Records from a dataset
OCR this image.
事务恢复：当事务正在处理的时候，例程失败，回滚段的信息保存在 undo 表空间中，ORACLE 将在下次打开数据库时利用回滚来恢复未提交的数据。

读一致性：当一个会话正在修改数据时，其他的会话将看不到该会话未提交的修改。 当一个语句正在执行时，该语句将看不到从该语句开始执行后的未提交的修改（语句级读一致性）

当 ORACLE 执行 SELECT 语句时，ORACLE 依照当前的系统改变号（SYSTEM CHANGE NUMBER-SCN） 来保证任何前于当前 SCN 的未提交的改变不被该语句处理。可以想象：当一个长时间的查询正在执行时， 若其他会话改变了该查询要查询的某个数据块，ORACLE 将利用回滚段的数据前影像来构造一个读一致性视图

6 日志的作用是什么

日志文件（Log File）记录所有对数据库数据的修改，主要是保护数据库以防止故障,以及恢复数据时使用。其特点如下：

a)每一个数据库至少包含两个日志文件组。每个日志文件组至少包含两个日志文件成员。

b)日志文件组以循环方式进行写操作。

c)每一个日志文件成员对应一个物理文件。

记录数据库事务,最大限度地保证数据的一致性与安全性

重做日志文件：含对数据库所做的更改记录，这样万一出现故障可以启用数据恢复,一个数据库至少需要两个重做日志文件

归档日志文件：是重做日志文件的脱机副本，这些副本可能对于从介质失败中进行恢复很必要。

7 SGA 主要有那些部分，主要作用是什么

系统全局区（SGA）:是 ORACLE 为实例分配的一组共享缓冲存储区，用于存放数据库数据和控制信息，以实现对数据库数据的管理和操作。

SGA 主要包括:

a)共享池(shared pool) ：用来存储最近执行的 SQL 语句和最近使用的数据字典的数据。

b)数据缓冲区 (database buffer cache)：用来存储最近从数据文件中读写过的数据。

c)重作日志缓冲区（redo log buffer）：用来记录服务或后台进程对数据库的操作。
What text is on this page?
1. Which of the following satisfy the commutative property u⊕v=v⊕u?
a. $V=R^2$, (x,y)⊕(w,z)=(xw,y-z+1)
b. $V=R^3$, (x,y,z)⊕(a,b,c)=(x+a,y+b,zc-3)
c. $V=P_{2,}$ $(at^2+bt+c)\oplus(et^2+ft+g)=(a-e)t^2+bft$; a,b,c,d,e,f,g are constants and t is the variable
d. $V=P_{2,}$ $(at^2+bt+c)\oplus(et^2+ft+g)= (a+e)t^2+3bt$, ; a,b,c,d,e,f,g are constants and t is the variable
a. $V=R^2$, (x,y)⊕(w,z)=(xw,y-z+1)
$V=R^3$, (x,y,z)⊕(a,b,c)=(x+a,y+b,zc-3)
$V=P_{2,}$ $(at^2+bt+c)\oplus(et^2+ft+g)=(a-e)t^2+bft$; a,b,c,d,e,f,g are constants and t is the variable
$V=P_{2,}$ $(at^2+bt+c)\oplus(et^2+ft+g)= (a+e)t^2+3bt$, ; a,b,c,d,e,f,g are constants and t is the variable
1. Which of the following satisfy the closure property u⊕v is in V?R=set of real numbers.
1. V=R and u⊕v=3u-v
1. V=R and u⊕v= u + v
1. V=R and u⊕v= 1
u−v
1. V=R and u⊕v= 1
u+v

▶ Set problem: Return each entry from above without altering a single character.

▶ Correct output:
OCR this image.
事务恢复：当事务正在处理的时候，例程失败，回滚段的信息保存在 undo 表空间中，ORACLE 将在下次打开数据库时利用回滚来恢复未提交的数据。

读一致性：当一个会话正在修改数据时，其他的会话将看不到该会话未提交的修改。 当一个语句正在执行时，该语句将看不到从该语句开始执行后的未提交的修改（语句级读一致性）

当 ORACLE 执行 SELECT 语句时，ORACLE 依照当前的系统改变号（SYSTEM CHANGE NUMBER-SCN） 来保证任何前于当前 SCN 的未提交的改变不被该语句处理。可以想象：当一个长时间的查询正在执行时， 若其他会话改变了该查询要查询的某个数据块，ORACLE 将利用回滚段的数据前影像来构造一个读一致性视图

6 日志的作用是什么

日志文件（Log File）记录所有对数据库数据的修改，主要是保护数据库以防止故障,以及恢复数据时使用。其特点如下：

a)每一个数据库至少包含两个日志文件组。每个日志文件组至少包含两个日志文件成员。

b)日志文件组以循环方式进行写操作。

c)每一个日志文件成员对应一个物理文件。

记录数据库事务,最大限度地保证数据的一致性与安全性

重做日志文件：含对数据库所做的更改记录，这样万一出现故障可以启用数据恢复,一个数据库至少需要两个重做日志文件

归档日志文件：是重做日志文件的脱机副本，这些副本可能对于从介质失败中进行恢复很必要。

7 SGA 主要有那些部分，主要作用是什么

系统全局区（SGA）:是 ORACLE 为实例分配的一组共享缓冲存储区，用于存放数据库数据和控制信息，以实现对数据库数据的管理和操作。

SGA 主要包括:

a)共享池(shared pool) ：用来存储最近执行的 SQL 语句和最近使用的数据字典的数据。

b)数据缓冲区 (database buffer cache)：用来存储最近从数据文件中读写过的数据。

c)重作日志缓冲区（redo log buffer）：用来记录服务或后台进程对数据库的操作。
What text is on this page?
1. Which of the following satisfy the commutative property u⊕v=v⊕u?
a. $V=R^2$, (x,y)⊕(w,z)=(xw,y-z+1)
b. $V=R^3$, (x,y,z)⊕(a,b,c)=(x+a,y+b,zc-3)
c. $V=P_{2,}$ $(at^2+bt+c)\oplus(et^2+ft+g)=(a-e)t^2+bft$; a,b,c,d,e,f,g are constants and t is the variable
d. $V=P_{2,}$ $(at^2+bt+c)\oplus(et^2+ft+g)= (a+e)t^2+3bt$, ; a,b,c,d,e,f,g are constants and t is the variable
a. $V=R^2$, (x,y)⊕(w,z)=(xw,y-z+1)
$V=R^3$, (x,y,z)⊕(a,b,c)=(x+a,y+b,zc-3)
$V=P_{2,}$ $(at^2+bt+c)\oplus(et^2+ft+g)=(a-e)t^2+bft$; a,b,c,d,e,f,g are constants and t is the variable
$V=P_{2,}$ $(at^2+bt+c)\oplus(et^2+ft+g)= (a+e)t^2+3bt$, ; a,b,c,d,e,f,g are constants and t is the variable
1. Which of the following satisfy the closure property u⊕v is in V?R=set of real numbers.
1. V=R and u⊕v=3u-v
1. V=R and u⊕v= u + v
1. V=R and u⊕v= 1
u−v
1. V=R and u⊕v= 1
u+v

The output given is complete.